STATED EXERCISE:
Return all lines in the material below that contain "aiheuttaa".

MATERIAL SUPPLIED:
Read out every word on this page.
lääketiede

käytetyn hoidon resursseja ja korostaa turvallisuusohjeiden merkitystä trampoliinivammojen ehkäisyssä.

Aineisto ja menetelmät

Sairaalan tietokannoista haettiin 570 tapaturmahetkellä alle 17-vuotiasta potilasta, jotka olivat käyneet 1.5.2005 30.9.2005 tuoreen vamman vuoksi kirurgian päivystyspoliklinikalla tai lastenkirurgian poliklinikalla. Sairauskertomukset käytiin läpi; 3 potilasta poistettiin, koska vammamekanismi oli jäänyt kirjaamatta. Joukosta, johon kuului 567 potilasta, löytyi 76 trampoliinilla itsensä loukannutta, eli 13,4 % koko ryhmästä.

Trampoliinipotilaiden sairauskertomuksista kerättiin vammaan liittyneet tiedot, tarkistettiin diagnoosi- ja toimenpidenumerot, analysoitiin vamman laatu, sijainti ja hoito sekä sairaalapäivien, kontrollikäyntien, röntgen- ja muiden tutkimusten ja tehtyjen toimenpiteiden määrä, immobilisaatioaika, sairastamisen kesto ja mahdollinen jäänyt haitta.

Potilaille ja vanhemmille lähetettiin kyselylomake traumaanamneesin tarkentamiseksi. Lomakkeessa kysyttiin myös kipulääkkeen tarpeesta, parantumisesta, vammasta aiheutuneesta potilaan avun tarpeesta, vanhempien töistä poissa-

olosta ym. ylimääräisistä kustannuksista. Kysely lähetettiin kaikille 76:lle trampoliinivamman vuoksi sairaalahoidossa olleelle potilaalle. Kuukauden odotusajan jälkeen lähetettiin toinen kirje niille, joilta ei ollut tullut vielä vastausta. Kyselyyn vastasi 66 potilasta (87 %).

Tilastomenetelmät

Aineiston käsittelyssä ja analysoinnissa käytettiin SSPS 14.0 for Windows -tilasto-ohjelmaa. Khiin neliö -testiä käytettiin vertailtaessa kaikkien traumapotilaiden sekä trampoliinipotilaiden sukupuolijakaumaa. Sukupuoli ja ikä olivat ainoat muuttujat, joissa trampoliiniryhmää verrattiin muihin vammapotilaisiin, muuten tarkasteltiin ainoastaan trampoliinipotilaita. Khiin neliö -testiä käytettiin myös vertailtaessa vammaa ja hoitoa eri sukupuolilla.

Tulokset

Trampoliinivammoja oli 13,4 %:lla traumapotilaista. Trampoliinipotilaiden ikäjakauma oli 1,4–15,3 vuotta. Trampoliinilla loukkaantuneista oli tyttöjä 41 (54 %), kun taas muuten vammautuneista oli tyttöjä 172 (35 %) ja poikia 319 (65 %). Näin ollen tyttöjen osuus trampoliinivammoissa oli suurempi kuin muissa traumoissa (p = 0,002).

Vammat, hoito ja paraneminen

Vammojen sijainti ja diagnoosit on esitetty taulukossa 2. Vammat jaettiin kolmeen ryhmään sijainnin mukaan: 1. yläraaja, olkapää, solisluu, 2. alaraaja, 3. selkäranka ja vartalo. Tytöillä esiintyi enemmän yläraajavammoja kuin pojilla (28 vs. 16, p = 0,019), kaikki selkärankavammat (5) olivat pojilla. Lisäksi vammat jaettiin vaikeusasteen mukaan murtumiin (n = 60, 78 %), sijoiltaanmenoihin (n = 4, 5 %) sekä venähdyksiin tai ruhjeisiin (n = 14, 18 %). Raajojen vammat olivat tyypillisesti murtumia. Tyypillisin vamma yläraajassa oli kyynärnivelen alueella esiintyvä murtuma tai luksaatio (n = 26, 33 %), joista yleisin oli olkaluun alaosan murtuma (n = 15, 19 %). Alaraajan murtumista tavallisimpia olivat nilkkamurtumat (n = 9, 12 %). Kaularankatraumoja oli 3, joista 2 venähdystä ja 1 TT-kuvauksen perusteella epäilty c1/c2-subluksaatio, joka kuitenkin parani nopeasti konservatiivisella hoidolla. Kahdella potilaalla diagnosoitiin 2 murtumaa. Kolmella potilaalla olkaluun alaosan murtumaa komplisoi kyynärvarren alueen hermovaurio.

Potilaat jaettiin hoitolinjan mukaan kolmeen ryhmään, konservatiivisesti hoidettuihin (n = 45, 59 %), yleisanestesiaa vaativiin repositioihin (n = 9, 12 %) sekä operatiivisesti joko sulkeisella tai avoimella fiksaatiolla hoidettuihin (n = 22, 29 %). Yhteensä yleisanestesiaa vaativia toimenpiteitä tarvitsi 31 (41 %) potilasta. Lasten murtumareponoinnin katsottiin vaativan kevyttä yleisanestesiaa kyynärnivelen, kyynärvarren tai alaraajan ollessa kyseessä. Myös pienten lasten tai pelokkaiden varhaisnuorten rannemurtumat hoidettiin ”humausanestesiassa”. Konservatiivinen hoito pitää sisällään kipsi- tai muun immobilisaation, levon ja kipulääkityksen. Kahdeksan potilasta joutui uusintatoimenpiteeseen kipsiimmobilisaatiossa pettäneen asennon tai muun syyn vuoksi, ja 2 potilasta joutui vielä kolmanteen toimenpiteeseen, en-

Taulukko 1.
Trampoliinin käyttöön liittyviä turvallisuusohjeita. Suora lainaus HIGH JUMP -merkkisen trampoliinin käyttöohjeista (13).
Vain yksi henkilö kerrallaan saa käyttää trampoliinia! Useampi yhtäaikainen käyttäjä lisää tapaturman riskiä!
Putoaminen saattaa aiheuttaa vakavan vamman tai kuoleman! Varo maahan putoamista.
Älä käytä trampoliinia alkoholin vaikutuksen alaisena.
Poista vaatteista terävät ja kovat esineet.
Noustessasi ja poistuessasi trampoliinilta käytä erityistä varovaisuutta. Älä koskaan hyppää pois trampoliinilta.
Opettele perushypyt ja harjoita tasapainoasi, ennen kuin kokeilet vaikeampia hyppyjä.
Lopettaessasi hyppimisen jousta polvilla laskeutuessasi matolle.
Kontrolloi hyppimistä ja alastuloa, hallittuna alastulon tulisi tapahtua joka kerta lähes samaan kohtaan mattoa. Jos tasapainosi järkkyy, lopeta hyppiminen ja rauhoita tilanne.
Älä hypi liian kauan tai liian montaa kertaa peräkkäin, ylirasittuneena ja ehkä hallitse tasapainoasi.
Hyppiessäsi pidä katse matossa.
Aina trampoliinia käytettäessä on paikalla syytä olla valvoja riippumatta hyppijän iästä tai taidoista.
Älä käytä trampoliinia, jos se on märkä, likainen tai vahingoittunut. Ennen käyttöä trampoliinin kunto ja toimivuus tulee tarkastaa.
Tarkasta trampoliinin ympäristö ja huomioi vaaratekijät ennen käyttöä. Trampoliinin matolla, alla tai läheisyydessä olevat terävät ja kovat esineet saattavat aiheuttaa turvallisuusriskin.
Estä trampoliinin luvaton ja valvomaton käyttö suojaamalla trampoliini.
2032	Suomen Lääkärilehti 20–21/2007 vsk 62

ANSWER:
Putoaminen saattaa aiheuttaa vakavan vamman tai kuoleman! Varo maahan putoamista.
Tarkasta trampoliinin ympäristö ja huomioi vaaratekijät ennen käyttöä. Trampoliinin matolla, alla tai läheisyydessä olevat terävät ja kovat esineet saattavat aiheuttaa turvallisuusriskin.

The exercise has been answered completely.